>> Start

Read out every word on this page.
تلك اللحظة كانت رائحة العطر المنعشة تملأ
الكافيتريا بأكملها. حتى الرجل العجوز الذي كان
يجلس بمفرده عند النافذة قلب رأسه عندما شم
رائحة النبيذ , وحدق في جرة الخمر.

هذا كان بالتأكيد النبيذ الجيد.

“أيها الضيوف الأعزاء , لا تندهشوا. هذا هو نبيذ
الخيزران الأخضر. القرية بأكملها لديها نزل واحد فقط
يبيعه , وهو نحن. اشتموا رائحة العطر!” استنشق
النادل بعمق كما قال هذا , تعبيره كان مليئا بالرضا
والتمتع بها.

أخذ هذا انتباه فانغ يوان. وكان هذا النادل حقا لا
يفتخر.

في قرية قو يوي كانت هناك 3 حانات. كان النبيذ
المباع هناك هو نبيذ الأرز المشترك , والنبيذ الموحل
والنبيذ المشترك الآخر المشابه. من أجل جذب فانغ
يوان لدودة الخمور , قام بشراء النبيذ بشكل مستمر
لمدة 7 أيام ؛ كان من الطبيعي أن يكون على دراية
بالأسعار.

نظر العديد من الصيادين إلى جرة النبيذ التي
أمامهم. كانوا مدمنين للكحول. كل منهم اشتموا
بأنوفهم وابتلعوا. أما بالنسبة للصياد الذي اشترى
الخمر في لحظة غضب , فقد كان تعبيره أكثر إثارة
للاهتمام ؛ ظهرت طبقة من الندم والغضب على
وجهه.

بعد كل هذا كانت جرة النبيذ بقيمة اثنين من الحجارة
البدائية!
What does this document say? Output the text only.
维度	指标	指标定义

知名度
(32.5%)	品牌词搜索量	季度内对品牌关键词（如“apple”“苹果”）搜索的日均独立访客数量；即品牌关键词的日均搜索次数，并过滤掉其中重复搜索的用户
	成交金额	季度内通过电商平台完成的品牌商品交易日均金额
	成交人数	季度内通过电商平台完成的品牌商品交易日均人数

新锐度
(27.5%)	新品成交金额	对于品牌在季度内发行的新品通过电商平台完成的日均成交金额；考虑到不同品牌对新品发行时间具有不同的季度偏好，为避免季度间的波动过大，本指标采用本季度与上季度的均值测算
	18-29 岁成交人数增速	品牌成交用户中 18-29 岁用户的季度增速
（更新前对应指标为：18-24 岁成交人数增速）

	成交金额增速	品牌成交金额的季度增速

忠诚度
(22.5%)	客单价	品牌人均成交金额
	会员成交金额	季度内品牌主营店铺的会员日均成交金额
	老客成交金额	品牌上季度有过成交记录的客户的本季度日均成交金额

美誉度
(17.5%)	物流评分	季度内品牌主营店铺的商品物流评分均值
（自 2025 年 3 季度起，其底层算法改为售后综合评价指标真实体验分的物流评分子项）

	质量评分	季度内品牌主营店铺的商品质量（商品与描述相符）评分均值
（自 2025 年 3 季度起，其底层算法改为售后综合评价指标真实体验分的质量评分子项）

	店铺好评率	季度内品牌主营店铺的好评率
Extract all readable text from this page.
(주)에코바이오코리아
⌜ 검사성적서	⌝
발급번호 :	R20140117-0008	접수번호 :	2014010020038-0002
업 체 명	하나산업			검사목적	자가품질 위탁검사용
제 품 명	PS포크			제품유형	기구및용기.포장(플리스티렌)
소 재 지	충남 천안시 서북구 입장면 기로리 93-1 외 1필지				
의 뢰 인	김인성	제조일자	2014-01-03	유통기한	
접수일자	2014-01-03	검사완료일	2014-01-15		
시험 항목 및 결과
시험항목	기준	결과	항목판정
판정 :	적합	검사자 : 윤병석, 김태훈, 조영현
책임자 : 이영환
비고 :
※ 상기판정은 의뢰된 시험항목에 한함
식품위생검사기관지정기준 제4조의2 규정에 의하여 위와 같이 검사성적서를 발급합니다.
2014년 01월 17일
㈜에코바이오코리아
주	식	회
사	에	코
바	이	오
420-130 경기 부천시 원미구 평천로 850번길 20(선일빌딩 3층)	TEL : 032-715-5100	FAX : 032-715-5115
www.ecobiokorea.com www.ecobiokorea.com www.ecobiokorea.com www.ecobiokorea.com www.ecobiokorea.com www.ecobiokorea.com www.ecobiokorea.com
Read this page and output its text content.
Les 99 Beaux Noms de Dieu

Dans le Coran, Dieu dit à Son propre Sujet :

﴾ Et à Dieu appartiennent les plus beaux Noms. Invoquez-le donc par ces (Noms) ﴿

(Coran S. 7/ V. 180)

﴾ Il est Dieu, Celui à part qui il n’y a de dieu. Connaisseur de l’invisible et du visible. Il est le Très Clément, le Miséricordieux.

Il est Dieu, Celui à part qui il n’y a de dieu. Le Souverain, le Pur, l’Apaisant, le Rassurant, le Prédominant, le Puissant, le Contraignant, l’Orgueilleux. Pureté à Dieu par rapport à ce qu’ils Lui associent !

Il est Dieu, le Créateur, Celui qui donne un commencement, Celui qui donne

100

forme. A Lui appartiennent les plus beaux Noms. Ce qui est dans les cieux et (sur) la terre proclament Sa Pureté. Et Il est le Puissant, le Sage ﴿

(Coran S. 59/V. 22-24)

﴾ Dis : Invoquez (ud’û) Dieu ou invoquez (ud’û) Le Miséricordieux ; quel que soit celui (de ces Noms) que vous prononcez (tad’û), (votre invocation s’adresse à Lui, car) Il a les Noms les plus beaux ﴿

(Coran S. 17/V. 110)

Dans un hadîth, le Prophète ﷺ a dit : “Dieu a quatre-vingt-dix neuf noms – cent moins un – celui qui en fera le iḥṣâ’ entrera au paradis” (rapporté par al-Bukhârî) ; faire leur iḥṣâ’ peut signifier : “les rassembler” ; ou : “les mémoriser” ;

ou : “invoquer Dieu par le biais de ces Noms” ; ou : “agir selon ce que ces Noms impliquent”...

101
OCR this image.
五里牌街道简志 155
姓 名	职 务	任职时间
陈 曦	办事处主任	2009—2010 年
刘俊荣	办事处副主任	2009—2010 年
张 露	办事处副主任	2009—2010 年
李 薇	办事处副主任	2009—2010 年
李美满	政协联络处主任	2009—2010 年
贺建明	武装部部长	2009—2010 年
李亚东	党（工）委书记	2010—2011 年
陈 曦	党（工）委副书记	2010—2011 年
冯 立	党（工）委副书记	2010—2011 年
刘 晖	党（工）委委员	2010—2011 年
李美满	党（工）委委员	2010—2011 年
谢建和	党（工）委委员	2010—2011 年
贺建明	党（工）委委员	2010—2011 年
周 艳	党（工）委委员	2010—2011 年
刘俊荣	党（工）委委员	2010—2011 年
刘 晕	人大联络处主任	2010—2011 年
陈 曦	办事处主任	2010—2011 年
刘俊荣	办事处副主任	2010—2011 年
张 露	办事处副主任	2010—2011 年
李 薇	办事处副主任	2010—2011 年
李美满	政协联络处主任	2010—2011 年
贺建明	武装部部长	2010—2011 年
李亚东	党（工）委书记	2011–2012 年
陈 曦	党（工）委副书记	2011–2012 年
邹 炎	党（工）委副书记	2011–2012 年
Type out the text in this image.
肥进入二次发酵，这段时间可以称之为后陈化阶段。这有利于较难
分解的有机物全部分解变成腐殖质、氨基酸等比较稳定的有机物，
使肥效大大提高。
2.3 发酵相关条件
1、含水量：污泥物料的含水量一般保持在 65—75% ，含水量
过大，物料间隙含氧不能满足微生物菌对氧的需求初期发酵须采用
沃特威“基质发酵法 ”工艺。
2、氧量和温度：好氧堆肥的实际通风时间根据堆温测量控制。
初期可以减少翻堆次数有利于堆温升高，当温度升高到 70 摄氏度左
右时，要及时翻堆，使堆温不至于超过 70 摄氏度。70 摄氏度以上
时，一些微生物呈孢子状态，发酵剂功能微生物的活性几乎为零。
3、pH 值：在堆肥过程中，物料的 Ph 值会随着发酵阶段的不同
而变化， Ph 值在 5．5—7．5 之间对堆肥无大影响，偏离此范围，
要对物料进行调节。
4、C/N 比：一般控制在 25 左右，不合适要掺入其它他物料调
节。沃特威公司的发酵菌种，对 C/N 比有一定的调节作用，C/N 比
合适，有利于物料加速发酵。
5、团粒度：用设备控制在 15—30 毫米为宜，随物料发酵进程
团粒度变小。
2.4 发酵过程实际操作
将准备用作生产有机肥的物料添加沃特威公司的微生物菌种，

>> End

• _What you should do_
Copy each line of the preceding data that contains the string "الذي".

• _Solved exercise_
الكافيتريا بأكملها. حتى الرجل العجوز الذي كان
بأنوفهم وابتلعوا. أما بالنسبة للصياد الذي اشترى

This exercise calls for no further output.